(Records for the exercise)
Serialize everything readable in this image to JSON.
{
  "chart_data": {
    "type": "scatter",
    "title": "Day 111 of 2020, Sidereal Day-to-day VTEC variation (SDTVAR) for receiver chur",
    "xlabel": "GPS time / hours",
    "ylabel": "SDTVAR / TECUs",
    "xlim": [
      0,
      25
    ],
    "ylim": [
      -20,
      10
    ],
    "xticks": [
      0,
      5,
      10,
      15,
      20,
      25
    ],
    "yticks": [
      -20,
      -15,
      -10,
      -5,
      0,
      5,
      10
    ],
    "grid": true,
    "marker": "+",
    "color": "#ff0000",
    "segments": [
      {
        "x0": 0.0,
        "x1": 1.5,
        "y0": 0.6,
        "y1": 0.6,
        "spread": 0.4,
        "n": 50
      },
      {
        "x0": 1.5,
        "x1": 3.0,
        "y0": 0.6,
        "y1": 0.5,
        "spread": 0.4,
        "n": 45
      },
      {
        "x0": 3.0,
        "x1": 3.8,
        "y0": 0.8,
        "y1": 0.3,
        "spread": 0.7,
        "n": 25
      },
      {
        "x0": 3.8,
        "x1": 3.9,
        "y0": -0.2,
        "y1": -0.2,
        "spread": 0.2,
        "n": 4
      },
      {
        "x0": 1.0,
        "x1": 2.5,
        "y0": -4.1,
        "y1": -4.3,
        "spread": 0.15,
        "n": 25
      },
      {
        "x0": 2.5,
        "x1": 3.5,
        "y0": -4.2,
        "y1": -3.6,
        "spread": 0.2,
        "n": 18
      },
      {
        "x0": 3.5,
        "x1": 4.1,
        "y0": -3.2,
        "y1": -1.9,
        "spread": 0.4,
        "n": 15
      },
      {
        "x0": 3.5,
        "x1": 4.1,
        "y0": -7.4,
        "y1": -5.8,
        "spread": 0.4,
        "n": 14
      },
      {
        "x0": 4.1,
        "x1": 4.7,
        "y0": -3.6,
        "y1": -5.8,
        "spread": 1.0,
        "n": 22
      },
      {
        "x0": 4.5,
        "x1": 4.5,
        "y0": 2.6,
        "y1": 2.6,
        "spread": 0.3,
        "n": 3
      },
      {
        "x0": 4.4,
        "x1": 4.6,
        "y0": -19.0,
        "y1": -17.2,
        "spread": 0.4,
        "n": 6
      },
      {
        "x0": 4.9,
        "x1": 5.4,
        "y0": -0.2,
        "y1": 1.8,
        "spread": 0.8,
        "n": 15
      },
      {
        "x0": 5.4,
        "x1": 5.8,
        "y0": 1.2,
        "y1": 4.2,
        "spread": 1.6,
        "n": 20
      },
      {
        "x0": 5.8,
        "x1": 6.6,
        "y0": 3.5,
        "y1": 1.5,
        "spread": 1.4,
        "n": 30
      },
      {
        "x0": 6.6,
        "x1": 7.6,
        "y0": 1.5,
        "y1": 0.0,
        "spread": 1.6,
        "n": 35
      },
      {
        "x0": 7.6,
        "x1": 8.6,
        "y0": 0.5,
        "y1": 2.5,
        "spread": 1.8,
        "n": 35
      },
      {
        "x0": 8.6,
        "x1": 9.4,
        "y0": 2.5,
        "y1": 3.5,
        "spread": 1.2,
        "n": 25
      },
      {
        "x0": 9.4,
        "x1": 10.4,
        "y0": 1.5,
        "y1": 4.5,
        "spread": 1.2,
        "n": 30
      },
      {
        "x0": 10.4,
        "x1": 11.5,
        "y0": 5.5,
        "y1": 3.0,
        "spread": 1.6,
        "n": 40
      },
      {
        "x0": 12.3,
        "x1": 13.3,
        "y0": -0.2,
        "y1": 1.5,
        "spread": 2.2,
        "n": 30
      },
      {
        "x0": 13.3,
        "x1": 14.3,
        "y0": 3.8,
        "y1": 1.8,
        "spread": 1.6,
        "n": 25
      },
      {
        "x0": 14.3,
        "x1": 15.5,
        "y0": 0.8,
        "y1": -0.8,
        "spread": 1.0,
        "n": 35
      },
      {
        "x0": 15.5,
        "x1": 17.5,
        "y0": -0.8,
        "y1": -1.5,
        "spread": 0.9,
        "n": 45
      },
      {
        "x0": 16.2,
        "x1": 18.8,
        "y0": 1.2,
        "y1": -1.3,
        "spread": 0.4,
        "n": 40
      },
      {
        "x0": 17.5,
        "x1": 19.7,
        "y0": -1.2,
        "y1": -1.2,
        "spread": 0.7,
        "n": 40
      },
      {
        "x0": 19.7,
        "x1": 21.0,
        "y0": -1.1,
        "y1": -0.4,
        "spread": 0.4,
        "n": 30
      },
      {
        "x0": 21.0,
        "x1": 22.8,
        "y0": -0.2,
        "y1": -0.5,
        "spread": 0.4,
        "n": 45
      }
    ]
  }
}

(Required task)
Across the data, tally the lines containing "SDTVAR" and give back the number alone.

(Solution to the exercise)
2